• **What you need to do**:
Print the listing in its entirety and exactly, leaving out images.

[Items from a dataset]
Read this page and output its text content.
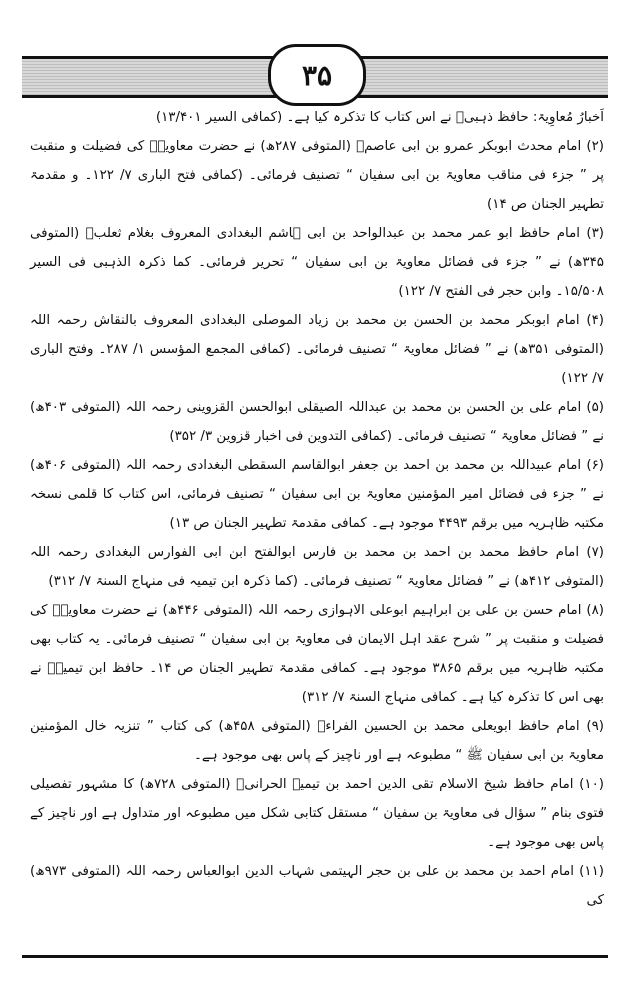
۳۵

اَخبارُ مُعاوِیۃ: حافظ ذہبیؒ نے اس کتاب کا تذکرہ کیا ہے۔ (کمافی السیر ۱۳/۴۰۱)

(۲) امام محدث ابوبکر عمرو بن ابی عاصمؒ (المتوفی ۲۸۷ھ) نے حضرت معاویہؓ کی فضیلت و منقبت پر ” جزء فی مناقب معاویۃ بن ابی سفیان “ تصنیف فرمائی۔ (کمافی فتح الباری ۷/ ۱۲۲۔ و مقدمۃ تطہیر الجنان ص ۱۴)

(۳) امام حافظ ابو عمر محمد بن عبدالواحد بن ابی ہاشم البغدادی المعروف بغلام ثعلبؒ (المتوفی ۳۴۵ھ) نے ” جزء فی فضائل معاویۃ بن ابی سفیان “ تحریر فرمائی۔ کما ذکرہ الذہبی فی السیر ۱۵/۵۰۸۔ وابن حجر فی الفتح ۷/ ۱۲۲)

(۴) امام ابوبکر محمد بن الحسن بن محمد بن زیاد الموصلی البغدادی المعروف بالنقاش رحمہ اللہ (المتوفی ۳۵۱ھ) نے ” فضائل معاویۃ “ تصنیف فرمائی۔ (کمافی المجمع المؤسس ۱/ ۲۸۷۔ وفتح الباری ۷/ ۱۲۲)

(۵) امام علی بن الحسن بن محمد بن عبداللہ الصیقلی ابوالحسن القزوینی رحمہ اللہ (المتوفی ۴۰۳ھ) نے ” فضائل معاویۃ “ تصنیف فرمائی۔ (کمافی التدوین فی اخبار قزوین ۳/ ۳۵۲)

(۶) امام عبیداللہ بن محمد بن احمد بن جعفر ابوالقاسم السقطی البغدادی رحمہ اللہ (المتوفی ۴۰۶ھ) نے ” جزء فی فضائل امیر المؤمنین معاویۃ بن ابی سفیان “ تصنیف فرمائی، اس کتاب کا قلمی نسخہ مکتبہ ظاہریہ میں برقم ۴۴۹۳ موجود ہے۔ کمافی مقدمۃ تطہیر الجنان ص ۱۳)

(۷) امام حافظ محمد بن احمد بن محمد بن فارس ابوالفتح ابن ابی الفوارس البغدادی رحمہ اللہ (المتوفی ۴۱۲ھ) نے ” فضائل معاویۃ “ تصنیف فرمائی۔ (کما ذکرہ ابن تیمیہ فی منہاج السنۃ ۷/ ۳۱۲)

(۸) امام حسن بن علی بن ابراہیم ابوعلی الاہوازی رحمہ اللہ (المتوفی ۴۴۶ھ) نے حضرت معاویہؓ کی فضیلت و منقبت پر ” شرح عقد اہل الایمان فی معاویۃ بن ابی سفیان “ تصنیف فرمائی۔ یہ کتاب بھی مکتبہ ظاہریہ میں برقم ۳۸۶۵ موجود ہے۔ کمافی مقدمۃ تطہیر الجنان ص ۱۴۔ حافظ ابن تیمیہؒ نے بھی اس کا تذکرہ کیا ہے۔ کمافی منہاج السنۃ ۷/ ۳۱۲)

(۹) امام حافظ ابویعلی محمد بن الحسین الفراءؒ (المتوفی ۴۵۸ھ) کی کتاب ” تنزیہ خال المؤمنین معاویۃ بن ابی سفیان ﷺ “ مطبوعہ ہے اور ناچیز کے پاس بھی موجود ہے۔

(۱۰) امام حافظ شیخ الاسلام تقی الدین احمد بن تیمیہ الحرانیؒ (المتوفی ۷۲۸ھ) کا مشہور تفصیلی فتوی بنام ” سؤال فی معاویۃ بن سفیان “ مستقل کتابی شکل میں مطبوعہ اور متداول ہے اور ناچیز کے پاس بھی موجود ہے۔

(۱۱) امام احمد بن محمد بن علی بن حجر الہیتمی شہاب الدین ابوالعباس رحمہ اللہ (المتوفی ۹۷۳ھ) کی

• **Right answer**:
Read this page and output its text content.
۳۵

اَخبارُ مُعاوِیۃ: حافظ ذہبیؒ نے اس کتاب کا تذکرہ کیا ہے۔ (کمافی السیر ۱۳/۴۰۱)

(۲) امام محدث ابوبکر عمرو بن ابی عاصمؒ (المتوفی ۲۸۷ھ) نے حضرت معاویہؓ کی فضیلت و منقبت پر ” جزء فی مناقب معاویۃ بن ابی سفیان “ تصنیف فرمائی۔ (کمافی فتح الباری ۷/ ۱۲۲۔ و مقدمۃ تطہیر الجنان ص ۱۴)

(۳) امام حافظ ابو عمر محمد بن عبدالواحد بن ابی ہاشم البغدادی المعروف بغلام ثعلبؒ (المتوفی ۳۴۵ھ) نے ” جزء فی فضائل معاویۃ بن ابی سفیان “ تحریر فرمائی۔ کما ذکرہ الذہبی فی السیر ۱۵/۵۰۸۔ وابن حجر فی الفتح ۷/ ۱۲۲)

(۴) امام ابوبکر محمد بن الحسن بن محمد بن زیاد الموصلی البغدادی المعروف بالنقاش رحمہ اللہ (المتوفی ۳۵۱ھ) نے ” فضائل معاویۃ “ تصنیف فرمائی۔ (کمافی المجمع المؤسس ۱/ ۲۸۷۔ وفتح الباری ۷/ ۱۲۲)

(۵) امام علی بن الحسن بن محمد بن عبداللہ الصیقلی ابوالحسن القزوینی رحمہ اللہ (المتوفی ۴۰۳ھ) نے ” فضائل معاویۃ “ تصنیف فرمائی۔ (کمافی التدوین فی اخبار قزوین ۳/ ۳۵۲)

(۶) امام عبیداللہ بن محمد بن احمد بن جعفر ابوالقاسم السقطی البغدادی رحمہ اللہ (المتوفی ۴۰۶ھ) نے ” جزء فی فضائل امیر المؤمنین معاویۃ بن ابی سفیان “ تصنیف فرمائی، اس کتاب کا قلمی نسخہ مکتبہ ظاہریہ میں برقم ۴۴۹۳ موجود ہے۔ کمافی مقدمۃ تطہیر الجنان ص ۱۳)

(۷) امام حافظ محمد بن احمد بن محمد بن فارس ابوالفتح ابن ابی الفوارس البغدادی رحمہ اللہ (المتوفی ۴۱۲ھ) نے ” فضائل معاویۃ “ تصنیف فرمائی۔ (کما ذکرہ ابن تیمیہ فی منہاج السنۃ ۷/ ۳۱۲)

(۸) امام حسن بن علی بن ابراہیم ابوعلی الاہوازی رحمہ اللہ (المتوفی ۴۴۶ھ) نے حضرت معاویہؓ کی فضیلت و منقبت پر ” شرح عقد اہل الایمان فی معاویۃ بن ابی سفیان “ تصنیف فرمائی۔ یہ کتاب بھی مکتبہ ظاہریہ میں برقم ۳۸۶۵ موجود ہے۔ کمافی مقدمۃ تطہیر الجنان ص ۱۴۔ حافظ ابن تیمیہؒ نے بھی اس کا تذکرہ کیا ہے۔ کمافی منہاج السنۃ ۷/ ۳۱۲)

(۹) امام حافظ ابویعلی محمد بن الحسین الفراءؒ (المتوفی ۴۵۸ھ) کی کتاب ” تنزیہ خال المؤمنین معاویۃ بن ابی سفیان ﷺ “ مطبوعہ ہے اور ناچیز کے پاس بھی موجود ہے۔

(۱۰) امام حافظ شیخ الاسلام تقی الدین احمد بن تیمیہ الحرانیؒ (المتوفی ۷۲۸ھ) کا مشہور تفصیلی فتوی بنام ” سؤال فی معاویۃ بن سفیان “ مستقل کتابی شکل میں مطبوعہ اور متداول ہے اور ناچیز کے پاس بھی موجود ہے۔

(۱۱) امام احمد بن محمد بن علی بن حجر الہیتمی شہاب الدین ابوالعباس رحمہ اللہ (المتوفی ۹۷۳ھ) کی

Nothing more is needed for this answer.